Description of the task => All the data should be repeated exactly. Any image in it is left out.

Data entries =>

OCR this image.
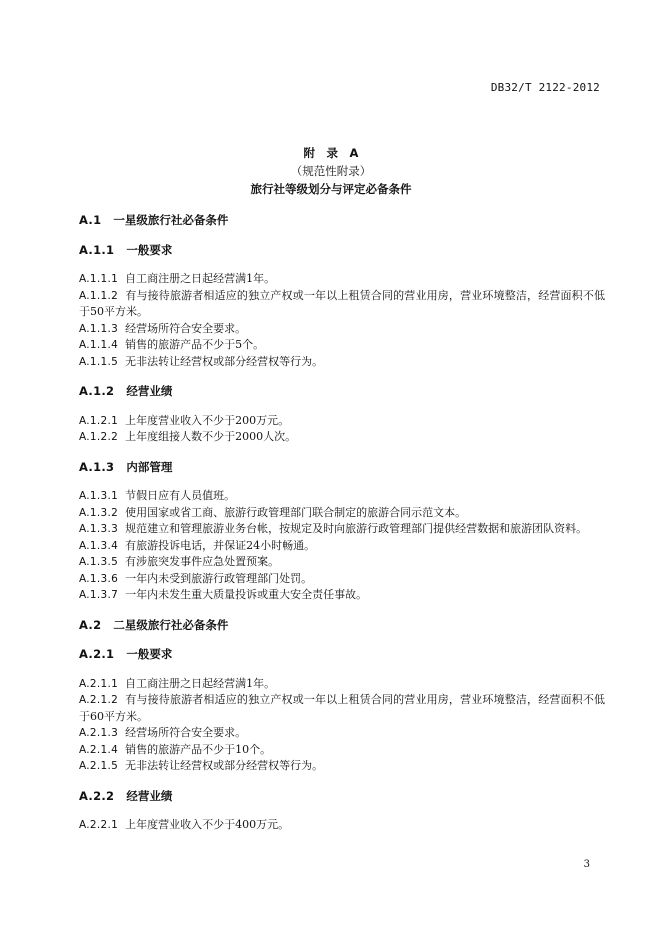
DB32/T 2122-2012
附　录　A
（规范性附录）
旅行社等级划分与评定必备条件

A.1 一星级旅行社必备条件

A.1.1 一般要求

A.1.1.1 自工商注册之日起经营满1年。

A.1.1.2 有与接待旅游者相适应的独立产权或一年以上租赁合同的营业用房，营业环境整洁，经营面积不低于50平方米。

A.1.1.3 经营场所符合安全要求。

A.1.1.4 销售的旅游产品不少于5个。

A.1.1.5 无非法转让经营权或部分经营权等行为。

A.1.2 经营业绩

A.1.2.1 上年度营业收入不少于200万元。

A.1.2.2 上年度组接人数不少于2000人次。

A.1.3 内部管理

A.1.3.1 节假日应有人员值班。

A.1.3.2 使用国家或省工商、旅游行政管理部门联合制定的旅游合同示范文本。

A.1.3.3 规范建立和管理旅游业务台帐，按规定及时向旅游行政管理部门提供经营数据和旅游团队资料。

A.1.3.4 有旅游投诉电话，并保证24小时畅通。

A.1.3.5 有涉旅突发事件应急处置预案。

A.1.3.6 一年内未受到旅游行政管理部门处罚。

A.1.3.7 一年内未发生重大质量投诉或重大安全责任事故。

A.2 二星级旅行社必备条件

A.2.1 一般要求

A.2.1.1 自工商注册之日起经营满1年。

A.2.1.2 有与接待旅游者相适应的独立产权或一年以上租赁合同的营业用房，营业环境整洁，经营面积不低于60平方米。

A.2.1.3 经营场所符合安全要求。

A.2.1.4 销售的旅游产品不少于10个。

A.2.1.5 无非法转让经营权或部分经营权等行为。

A.2.2 经营业绩

A.2.2.1 上年度营业收入不少于400万元。

3
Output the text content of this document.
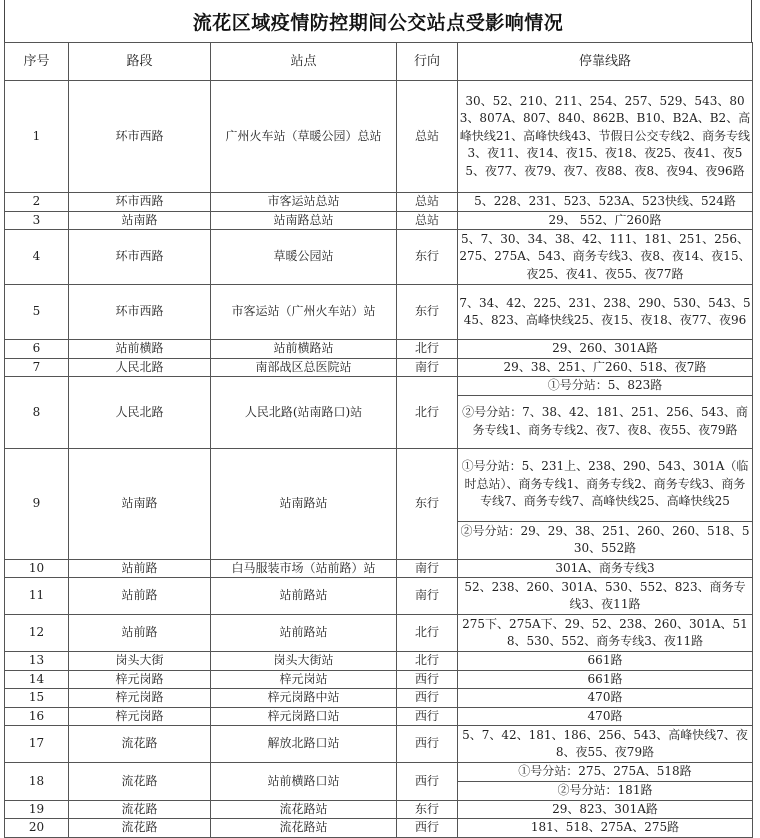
流花区域疫情防控期间公交站点受影响情况
序号	路段	站点	行向	停靠线路
1	环市西路	广州火车站（草暖公园）总站	总站	30、52、210、211、254、257、529、543、803、807A、807、840、862B、B10、B2A、B2、高峰快线21、高峰快线43、节假日公交专线2、商务专线3、夜11、夜14、夜15、夜18、夜25、夜41、夜55、夜77、夜79、夜7、夜88、夜8、夜94、夜96路
2	环市西路	市客运站总站	总站	5、228、231、523、523A、523快线、524路
3	站南路	站南路总站	总站	29、 552、广260路
4	环市西路	草暖公园站	东行	5、7、30、34、38、42、111、181、251、256、275、275A、543、商务专线3、夜8、夜14、夜15、夜25、夜41、夜55、夜77路
5	环市西路	市客运站（广州火车站）站	东行	7、34、42、225、231、238、290、530、543、545、823、高峰快线25、夜15、夜18、夜77、夜96
6	站前横路	站前横路站	北行	29、260、301A路
7	人民北路	南部战区总医院站	南行	29、38、251、广260、518、夜7路
8	人民北路	人民北路(站南路口)站	北行	①号分站：5、823路
				②号分站：7、38、42、181、251、256、543、商务专线1、商务专线2、夜7、夜8、夜55、夜79路
9	站南路	站南路站	东行	①号分站：5、231上、238、290、543、301A（临时总站）、商务专线1、商务专线2、商务专线3、商务专线7、商务专线7、高峰快线25、高峰快线25
				②号分站：29、29、38、251、260、260、518、530、552路
10	站前路	白马服装市场（站前路）站	南行	301A、商务专线3
11	站前路	站前路站	南行	52、238、260、301A、530、552、823、商务专线3、夜11路
12	站前路	站前路站	北行	275下、275A下、29、52、238、260、301A、518、530、552、商务专线3、夜11路
13	岗头大街	岗头大街站	北行	661路
14	梓元岗路	梓元岗站	西行	661路
15	梓元岗路	梓元岗路中站	西行	470路
16	梓元岗路	梓元岗路口站	西行	470路
17	流花路	解放北路口站	西行	5、7、42、181、186、256、543、高峰快线7、夜8、夜55、夜79路
18	流花路	站前横路口站	西行	①号分站：275、275A、518路
				②号分站：181路
19	流花路	流花路站	东行	29、823、301A路
20	流花路	流花路站	西行	181、518、275A、275路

The completed task =>
OCR this image.
DB32/T 2122-2012
附　录　A
（规范性附录）
旅行社等级划分与评定必备条件

A.1 一星级旅行社必备条件

A.1.1 一般要求

A.1.1.1 自工商注册之日起经营满1年。

A.1.1.2 有与接待旅游者相适应的独立产权或一年以上租赁合同的营业用房，营业环境整洁，经营面积不低于50平方米。

A.1.1.3 经营场所符合安全要求。

A.1.1.4 销售的旅游产品不少于5个。

A.1.1.5 无非法转让经营权或部分经营权等行为。

A.1.2 经营业绩

A.1.2.1 上年度营业收入不少于200万元。

A.1.2.2 上年度组接人数不少于2000人次。

A.1.3 内部管理

A.1.3.1 节假日应有人员值班。

A.1.3.2 使用国家或省工商、旅游行政管理部门联合制定的旅游合同示范文本。

A.1.3.3 规范建立和管理旅游业务台帐，按规定及时向旅游行政管理部门提供经营数据和旅游团队资料。

A.1.3.4 有旅游投诉电话，并保证24小时畅通。

A.1.3.5 有涉旅突发事件应急处置预案。

A.1.3.6 一年内未受到旅游行政管理部门处罚。

A.1.3.7 一年内未发生重大质量投诉或重大安全责任事故。

A.2 二星级旅行社必备条件

A.2.1 一般要求

A.2.1.1 自工商注册之日起经营满1年。

A.2.1.2 有与接待旅游者相适应的独立产权或一年以上租赁合同的营业用房，营业环境整洁，经营面积不低于60平方米。

A.2.1.3 经营场所符合安全要求。

A.2.1.4 销售的旅游产品不少于10个。

A.2.1.5 无非法转让经营权或部分经营权等行为。

A.2.2 经营业绩

A.2.2.1 上年度营业收入不少于400万元。

3
Output the text content of this document.
流花区域疫情防控期间公交站点受影响情况
序号	路段	站点	行向	停靠线路
1	环市西路	广州火车站（草暖公园）总站	总站	30、52、210、211、254、257、529、543、803、807A、807、840、862B、B10、B2A、B2、高峰快线21、高峰快线43、节假日公交专线2、商务专线3、夜11、夜14、夜15、夜18、夜25、夜41、夜55、夜77、夜79、夜7、夜88、夜8、夜94、夜96路
2	环市西路	市客运站总站	总站	5、228、231、523、523A、523快线、524路
3	站南路	站南路总站	总站	29、 552、广260路
4	环市西路	草暖公园站	东行	5、7、30、34、38、42、111、181、251、256、275、275A、543、商务专线3、夜8、夜14、夜15、夜25、夜41、夜55、夜77路
5	环市西路	市客运站（广州火车站）站	东行	7、34、42、225、231、238、290、530、543、545、823、高峰快线25、夜15、夜18、夜77、夜96
6	站前横路	站前横路站	北行	29、260、301A路
7	人民北路	南部战区总医院站	南行	29、38、251、广260、518、夜7路
8	人民北路	人民北路(站南路口)站	北行	①号分站：5、823路
				②号分站：7、38、42、181、251、256、543、商务专线1、商务专线2、夜7、夜8、夜55、夜79路
9	站南路	站南路站	东行	①号分站：5、231上、238、290、543、301A（临时总站）、商务专线1、商务专线2、商务专线3、商务专线7、商务专线7、高峰快线25、高峰快线25
				②号分站：29、29、38、251、260、260、518、530、552路
10	站前路	白马服装市场（站前路）站	南行	301A、商务专线3
11	站前路	站前路站	南行	52、238、260、301A、530、552、823、商务专线3、夜11路
12	站前路	站前路站	北行	275下、275A下、29、52、238、260、301A、518、530、552、商务专线3、夜11路
13	岗头大街	岗头大街站	北行	661路
14	梓元岗路	梓元岗站	西行	661路
15	梓元岗路	梓元岗路中站	西行	470路
16	梓元岗路	梓元岗路口站	西行	470路
17	流花路	解放北路口站	西行	5、7、42、181、186、256、543、高峰快线7、夜8、夜55、夜79路
18	流花路	站前横路口站	西行	①号分站：275、275A、518路
				②号分站：181路
19	流花路	流花路站	东行	29、823、301A路
20	流花路	流花路站	西行	181、518、275A、275路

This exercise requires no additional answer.